_Directive_:
Below is a listing; write it out exactly and drop any images from it.

[Records from a data collection]
=======
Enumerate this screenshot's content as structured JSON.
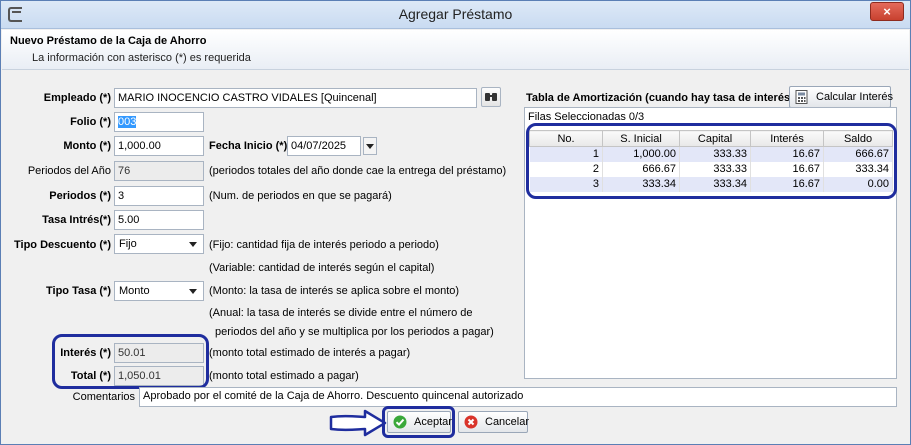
{
  "window": {
    "title": "Agregar Préstamo",
    "close_glyph": "×"
  },
  "header": {
    "title": "Nuevo Préstamo de la Caja de Ahorro",
    "subtitle": "La información con asterisco (*) es requerida"
  },
  "form": {
    "empleado": {
      "label": "Empleado (*)",
      "value": "MARIO INOCENCIO CASTRO VIDALES [Quincenal]"
    },
    "folio": {
      "label": "Folio (*)",
      "value": "003"
    },
    "monto": {
      "label": "Monto (*)",
      "value": "1,000.00"
    },
    "fecha_inicio": {
      "label": "Fecha Inicio (*)",
      "value": "04/07/2025"
    },
    "periodos_anio": {
      "label": "Periodos del Año",
      "value": "76",
      "hint": "(periodos totales del año donde cae la entrega del préstamo)"
    },
    "periodos": {
      "label": "Periodos (*)",
      "value": "3",
      "hint": "(Num. de periodos en que se pagará)"
    },
    "tasa_interes": {
      "label": "Tasa Intrés(*)",
      "value": "5.00"
    },
    "tipo_descuento": {
      "label": "Tipo Descuento (*)",
      "value": "Fijo",
      "hint1": "(Fijo: cantidad fija de interés periodo a periodo)",
      "hint2": "(Variable: cantidad de interés según el capital)"
    },
    "tipo_tasa": {
      "label": "Tipo Tasa (*)",
      "value": "Monto",
      "hint1": "(Monto: la tasa de interés se aplica sobre el monto)",
      "hint2": "(Anual: la tasa de interés se divide entre el número de",
      "hint3": "periodos del año y se multiplica por los periodos a pagar)"
    },
    "interes": {
      "label": "Interés (*)",
      "value": "50.01",
      "hint": "(monto total estimado de interés a pagar)"
    },
    "total": {
      "label": "Total (*)",
      "value": "1,050.01",
      "hint": "(monto total estimado a pagar)"
    },
    "comentarios": {
      "label": "Comentarios",
      "value": "Aprobado por el comité de la Caja de Ahorro. Descuento quincenal autorizado"
    }
  },
  "amortization": {
    "title": "Tabla de Amortización (cuando hay tasa de interés)",
    "calc_button": "Calcular Interés",
    "selected_rows": "Filas Seleccionadas  0/3",
    "columns": [
      "No.",
      "S. Inicial",
      "Capital",
      "Interés",
      "Saldo"
    ],
    "rows": [
      [
        "1",
        "1,000.00",
        "333.33",
        "16.67",
        "666.67"
      ],
      [
        "2",
        "666.67",
        "333.33",
        "16.67",
        "333.34"
      ],
      [
        "3",
        "333.34",
        "333.34",
        "16.67",
        "0.00"
      ]
    ]
  },
  "buttons": {
    "accept": "Aceptar",
    "cancel": "Cancelar"
  },
  "colors": {
    "highlight": "#1f2d9e",
    "title_bar": "#c9dbf1",
    "close_button": "#c8412f",
    "row_alt": "#e3e7f8"
  }
}
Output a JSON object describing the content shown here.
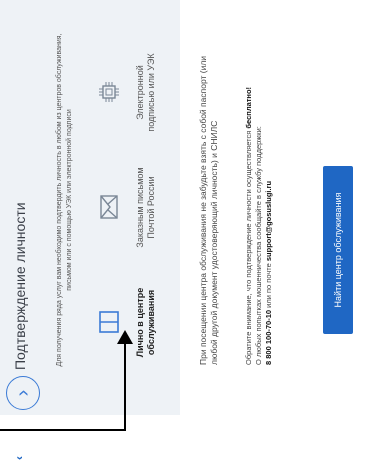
{
  "header": {
    "title": "Подтверждение личности"
  },
  "intro": "Для получения ряда услуг вам необходимо подтвердить личность в любом из центров обслуживания, письмом или с помощью УЭК или электронной подписи",
  "methods": [
    {
      "label": "Лично в центре обслуживания",
      "icon": "book-icon",
      "active": true
    },
    {
      "label": "Заказным письмом Почтой России",
      "icon": "envelope-icon",
      "active": false
    },
    {
      "label": "Электронной подписью или УЭК",
      "icon": "chip-icon",
      "active": false
    }
  ],
  "note": "При посещении центра обслуживания не забудьте взять с собой паспорт (или любой другой документ удостоверяющий личность) и СНИЛС",
  "free": {
    "line1_prefix": "Обратите внимание, что подтверждение личности осуществляется ",
    "line1_bold": "бесплатно!",
    "line2": "О любых попытках мошенничества сообщайте в службу поддержки:",
    "phone": "8 800 100-70-10",
    "or": " или по почте ",
    "email": "support@gosuslugi.ru"
  },
  "button": {
    "label": "Найти центр обслуживания"
  },
  "colors": {
    "accent": "#1f67c4",
    "panel_bg": "#eef2f6"
  }
}
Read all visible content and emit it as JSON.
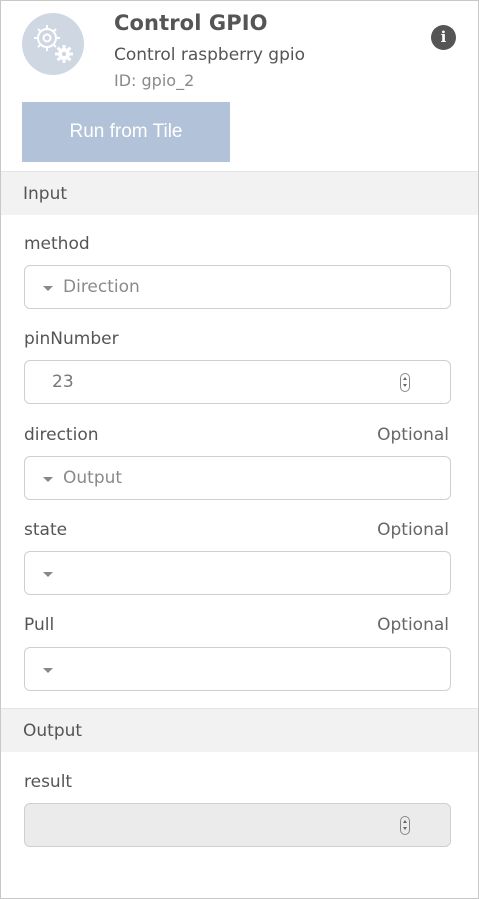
{
  "tile": {
    "title": "Control GPIO",
    "subtitle": "Control raspberry gpio",
    "id": "ID: gpio_2",
    "run_label": "Run from Tile",
    "info_glyph": "i"
  },
  "input": {
    "header": "Input",
    "optional_label": "Optional",
    "fields": {
      "method": {
        "label": "method",
        "value": "Direction"
      },
      "pinNumber": {
        "label": "pinNumber",
        "value": "23"
      },
      "direction": {
        "label": "direction",
        "value": "Output"
      },
      "state": {
        "label": "state",
        "value": ""
      },
      "pull": {
        "label": "Pull",
        "value": ""
      }
    }
  },
  "output": {
    "header": "Output",
    "fields": {
      "result": {
        "label": "result",
        "value": ""
      }
    }
  },
  "colors": {
    "run_button": "#b2c3d9",
    "icon_bg": "#cfd7e3",
    "section_bg": "#f2f2f2"
  },
  "icons": [
    "gears-icon",
    "info-icon",
    "chevron-down-icon",
    "spinner-icon"
  ]
}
=======
_Answer to this task_:
Enumerate this screenshot's content as structured JSON.
{
  "window": {
    "title": "Agregar Préstamo",
    "close_glyph": "×"
  },
  "header": {
    "title": "Nuevo Préstamo de la Caja de Ahorro",
    "subtitle": "La información con asterisco (*) es requerida"
  },
  "form": {
    "empleado": {
      "label": "Empleado (*)",
      "value": "MARIO INOCENCIO CASTRO VIDALES [Quincenal]"
    },
    "folio": {
      "label": "Folio (*)",
      "value": "003"
    },
    "monto": {
      "label": "Monto (*)",
      "value": "1,000.00"
    },
    "fecha_inicio": {
      "label": "Fecha Inicio (*)",
      "value": "04/07/2025"
    },
    "periodos_anio": {
      "label": "Periodos del Año",
      "value": "76",
      "hint": "(periodos totales del año donde cae la entrega del préstamo)"
    },
    "periodos": {
      "label": "Periodos (*)",
      "value": "3",
      "hint": "(Num. de periodos en que se pagará)"
    },
    "tasa_interes": {
      "label": "Tasa Intrés(*)",
      "value": "5.00"
    },
    "tipo_descuento": {
      "label": "Tipo Descuento (*)",
      "value": "Fijo",
      "hint1": "(Fijo: cantidad fija de interés periodo a periodo)",
      "hint2": "(Variable: cantidad de interés según el capital)"
    },
    "tipo_tasa": {
      "label": "Tipo Tasa (*)",
      "value": "Monto",
      "hint1": "(Monto: la tasa de interés se aplica sobre el monto)",
      "hint2": "(Anual: la tasa de interés se divide entre el número de",
      "hint3": "periodos del año y se multiplica por los periodos a pagar)"
    },
    "interes": {
      "label": "Interés (*)",
      "value": "50.01",
      "hint": "(monto total estimado de interés a pagar)"
    },
    "total": {
      "label": "Total (*)",
      "value": "1,050.01",
      "hint": "(monto total estimado a pagar)"
    },
    "comentarios": {
      "label": "Comentarios",
      "value": "Aprobado por el comité de la Caja de Ahorro. Descuento quincenal autorizado"
    }
  },
  "amortization": {
    "title": "Tabla de Amortización (cuando hay tasa de interés)",
    "calc_button": "Calcular Interés",
    "selected_rows": "Filas Seleccionadas  0/3",
    "columns": [
      "No.",
      "S. Inicial",
      "Capital",
      "Interés",
      "Saldo"
    ],
    "rows": [
      [
        "1",
        "1,000.00",
        "333.33",
        "16.67",
        "666.67"
      ],
      [
        "2",
        "666.67",
        "333.33",
        "16.67",
        "333.34"
      ],
      [
        "3",
        "333.34",
        "333.34",
        "16.67",
        "0.00"
      ]
    ]
  },
  "buttons": {
    "accept": "Aceptar",
    "cancel": "Cancelar"
  },
  "colors": {
    "highlight": "#1f2d9e",
    "title_bar": "#c9dbf1",
    "close_button": "#c8412f",
    "row_alt": "#e3e7f8"
  }
}
Output a JSON object describing the content shown here.
{
  "header": {
    "title": "Подтверждение личности"
  },
  "intro": "Для получения ряда услуг вам необходимо подтвердить личность в любом из центров обслуживания, письмом или с помощью УЭК или электронной подписи",
  "methods": [
    {
      "label": "Лично в центре обслуживания",
      "icon": "book-icon",
      "active": true
    },
    {
      "label": "Заказным письмом Почтой России",
      "icon": "envelope-icon",
      "active": false
    },
    {
      "label": "Электронной подписью или УЭК",
      "icon": "chip-icon",
      "active": false
    }
  ],
  "note": "При посещении центра обслуживания не забудьте взять с собой паспорт (или любой другой документ удостоверяющий личность) и СНИЛС",
  "free": {
    "line1_prefix": "Обратите внимание, что подтверждение личности осуществляется ",
    "line1_bold": "бесплатно!",
    "line2": "О любых попытках мошенничества сообщайте в службу поддержки:",
    "phone": "8 800 100-70-10",
    "or": " или по почте ",
    "email": "support@gosuslugi.ru"
  },
  "button": {
    "label": "Найти центр обслуживания"
  },
  "colors": {
    "accent": "#1f67c4",
    "panel_bg": "#eef2f6"
  }
}
Read all visible content and emit it as JSON.
{
  "tile": {
    "title": "Control GPIO",
    "subtitle": "Control raspberry gpio",
    "id": "ID: gpio_2",
    "run_label": "Run from Tile",
    "info_glyph": "i"
  },
  "input": {
    "header": "Input",
    "optional_label": "Optional",
    "fields": {
      "method": {
        "label": "method",
        "value": "Direction"
      },
      "pinNumber": {
        "label": "pinNumber",
        "value": "23"
      },
      "direction": {
        "label": "direction",
        "value": "Output"
      },
      "state": {
        "label": "state",
        "value": ""
      },
      "pull": {
        "label": "Pull",
        "value": ""
      }
    }
  },
  "output": {
    "header": "Output",
    "fields": {
      "result": {
        "label": "result",
        "value": ""
      }
    }
  },
  "colors": {
    "run_button": "#b2c3d9",
    "icon_bg": "#cfd7e3",
    "section_bg": "#f2f2f2"
  },
  "icons": [
    "gears-icon",
    "info-icon",
    "chevron-down-icon",
    "spinner-icon"
  ]
}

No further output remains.